--- Collected data entries ---
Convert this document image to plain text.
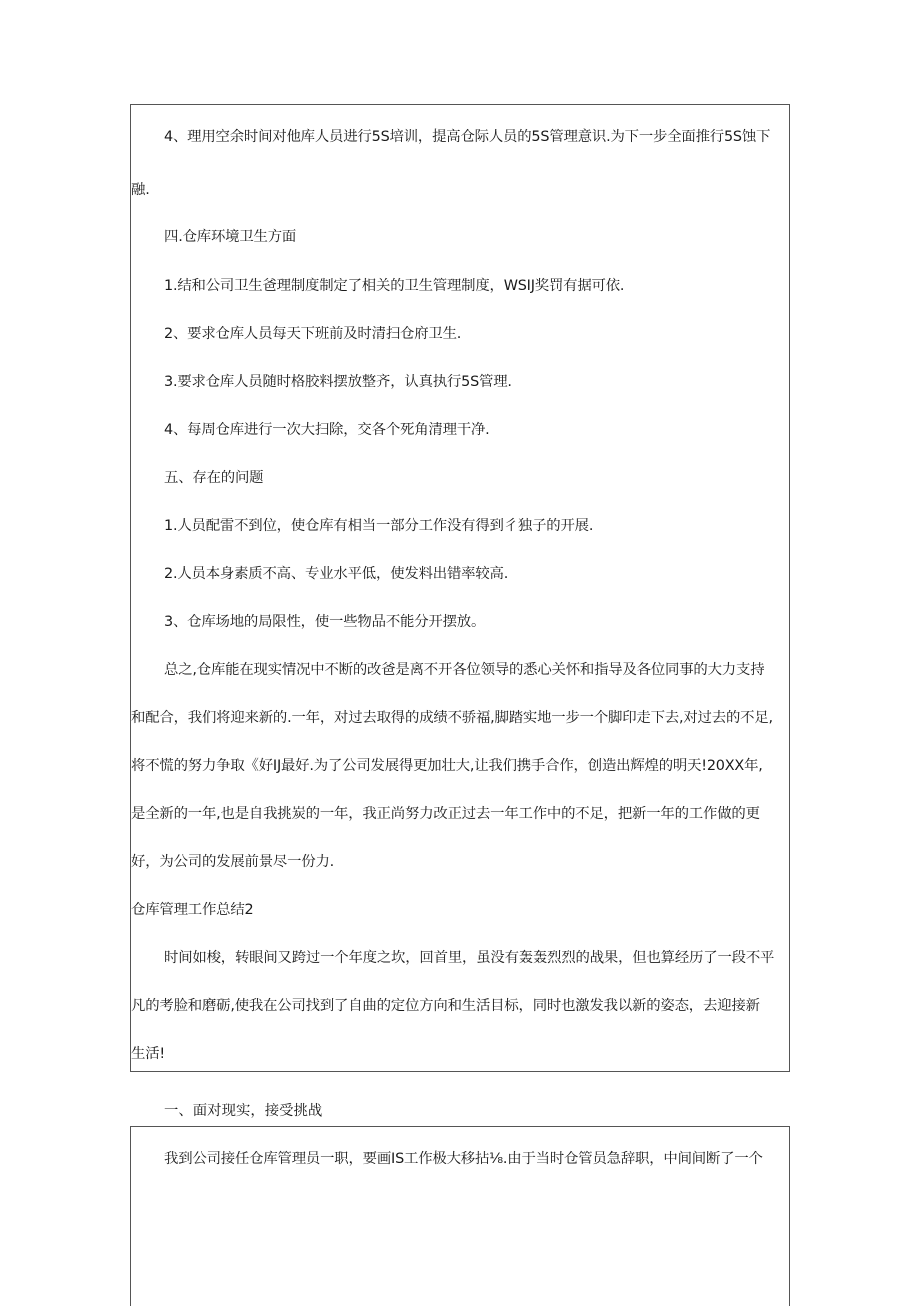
4、理用空余时间对他库人员进行5S培训，提高仓际人员的5S管理意识.为下一步全面推行5S蚀下
融.
四.仓库环境卫生方面
1.结和公司卫生爸理制度制定了相关的卫生管理制度，WSIJ奖罚有据可依.
2、要求仓库人员每天下班前及时清扫仓府卫生.
3.要求仓库人员随时格胶料摆放整齐，认真执行5S管理.
4、每周仓库进行一次大扫除，交各个死角清理干净.
五、存在的问题
1.人员配雷不到位，使仓库有相当一部分工作没有得到彳独子的开展.
2.人员本身素质不高、专业水平低，使发料出错率较高.
3、仓库场地的局限性，使一些物品不能分开摆放。
总之,仓库能在现实情况中不断的改爸是离不开各位领导的悉心关怀和指导及各位同事的大力支持
和配合，我们将迎来新的.一年，对过去取得的成绩不骄福,脚踏实地一步一个脚印走下去,对过去的不足,
将不慌的努力争取《好IJ最好.为了公司发展得更加壮大,让我们携手合作，创造出辉煌的明天!20XX年,
是全新的一年,也是自我挑炭的一年，我正尚努力改正过去一年工作中的不足，把新一年的工作做的更
好，为公司的发展前景尽一份力.
仓库管理工作总结2
时间如梭，转眼间又跨过一个年度之坎，回首里，虽没有轰轰烈烈的战果，但也算经历了一段不平
凡的考脸和磨砺,使我在公司找到了自曲的定位方向和生活目标，同时也激发我以新的姿态，去迎接新
生活!
一、面对现实，接受挑战
我到公司接任仓库管理员一职，要画IS工作极大移拈⅛.由于当时仓管员急辞职，中间间断了一个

--- Instruction ---
In this exercise, set down all of the data exactly, without the pictures.

--- Exercise answer ---
Convert this document image to plain text.
4、理用空余时间对他库人员进行5S培训，提高仓际人员的5S管理意识.为下一步全面推行5S蚀下
融.
四.仓库环境卫生方面
1.结和公司卫生爸理制度制定了相关的卫生管理制度，WSIJ奖罚有据可依.
2、要求仓库人员每天下班前及时清扫仓府卫生.
3.要求仓库人员随时格胶料摆放整齐，认真执行5S管理.
4、每周仓库进行一次大扫除，交各个死角清理干净.
五、存在的问题
1.人员配雷不到位，使仓库有相当一部分工作没有得到彳独子的开展.
2.人员本身素质不高、专业水平低，使发料出错率较高.
3、仓库场地的局限性，使一些物品不能分开摆放。
总之,仓库能在现实情况中不断的改爸是离不开各位领导的悉心关怀和指导及各位同事的大力支持
和配合，我们将迎来新的.一年，对过去取得的成绩不骄福,脚踏实地一步一个脚印走下去,对过去的不足,
将不慌的努力争取《好IJ最好.为了公司发展得更加壮大,让我们携手合作，创造出辉煌的明天!20XX年,
是全新的一年,也是自我挑炭的一年，我正尚努力改正过去一年工作中的不足，把新一年的工作做的更
好，为公司的发展前景尽一份力.
仓库管理工作总结2
时间如梭，转眼间又跨过一个年度之坎，回首里，虽没有轰轰烈烈的战果，但也算经历了一段不平
凡的考脸和磨砺,使我在公司找到了自曲的定位方向和生活目标，同时也激发我以新的姿态，去迎接新
生活!
一、面对现实，接受挑战
我到公司接任仓库管理员一职，要画IS工作极大移拈⅛.由于当时仓管员急辞职，中间间断了一个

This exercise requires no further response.